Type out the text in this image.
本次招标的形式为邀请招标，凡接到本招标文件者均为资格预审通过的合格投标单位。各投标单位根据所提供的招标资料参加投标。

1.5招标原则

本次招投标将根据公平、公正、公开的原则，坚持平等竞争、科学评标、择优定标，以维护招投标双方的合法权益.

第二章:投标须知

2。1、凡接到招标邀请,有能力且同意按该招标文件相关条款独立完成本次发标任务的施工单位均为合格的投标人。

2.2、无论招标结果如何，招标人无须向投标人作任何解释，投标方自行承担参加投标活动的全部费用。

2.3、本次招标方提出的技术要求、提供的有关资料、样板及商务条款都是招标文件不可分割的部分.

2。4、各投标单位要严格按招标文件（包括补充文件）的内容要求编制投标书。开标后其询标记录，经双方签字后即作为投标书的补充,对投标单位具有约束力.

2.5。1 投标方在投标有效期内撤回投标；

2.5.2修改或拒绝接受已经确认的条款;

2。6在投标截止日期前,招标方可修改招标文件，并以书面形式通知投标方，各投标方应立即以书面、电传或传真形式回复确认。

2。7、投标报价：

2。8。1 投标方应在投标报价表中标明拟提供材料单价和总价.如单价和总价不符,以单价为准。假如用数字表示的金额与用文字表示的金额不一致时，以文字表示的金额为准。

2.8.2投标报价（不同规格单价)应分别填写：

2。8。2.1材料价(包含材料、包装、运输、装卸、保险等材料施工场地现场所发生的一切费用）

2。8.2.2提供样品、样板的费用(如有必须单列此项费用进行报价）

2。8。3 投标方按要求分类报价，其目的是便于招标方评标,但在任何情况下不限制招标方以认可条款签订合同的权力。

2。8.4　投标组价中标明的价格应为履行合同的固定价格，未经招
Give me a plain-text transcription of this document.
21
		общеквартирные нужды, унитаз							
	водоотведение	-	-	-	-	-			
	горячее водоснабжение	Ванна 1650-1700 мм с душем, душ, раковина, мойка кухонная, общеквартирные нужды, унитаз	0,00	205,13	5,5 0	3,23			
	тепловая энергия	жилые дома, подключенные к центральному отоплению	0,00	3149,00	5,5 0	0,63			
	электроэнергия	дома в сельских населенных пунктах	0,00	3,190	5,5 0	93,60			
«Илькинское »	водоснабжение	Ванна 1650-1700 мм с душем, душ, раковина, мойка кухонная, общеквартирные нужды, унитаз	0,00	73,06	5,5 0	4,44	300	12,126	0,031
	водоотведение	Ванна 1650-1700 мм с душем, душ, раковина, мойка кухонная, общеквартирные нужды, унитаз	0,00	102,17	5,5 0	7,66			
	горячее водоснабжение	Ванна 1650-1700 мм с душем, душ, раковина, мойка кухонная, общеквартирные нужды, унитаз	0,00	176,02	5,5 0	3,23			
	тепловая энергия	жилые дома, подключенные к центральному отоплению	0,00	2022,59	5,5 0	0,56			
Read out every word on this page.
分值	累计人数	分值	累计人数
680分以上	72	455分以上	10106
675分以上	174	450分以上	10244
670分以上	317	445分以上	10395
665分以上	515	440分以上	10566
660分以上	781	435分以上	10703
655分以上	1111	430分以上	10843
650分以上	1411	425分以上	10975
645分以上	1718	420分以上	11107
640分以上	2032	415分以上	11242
★ ★ ★ ★ ★
Select and copy every line of the material that holds the string "подключенные".

Expected output »
	тепловая энергия	жилые дома, подключенные к центральному отоплению	0,00	3149,00	5,5 0	0,63			
	тепловая энергия	жилые дома, подключенные к центральному отоплению	0,00	2022,59	5,5 0	0,56			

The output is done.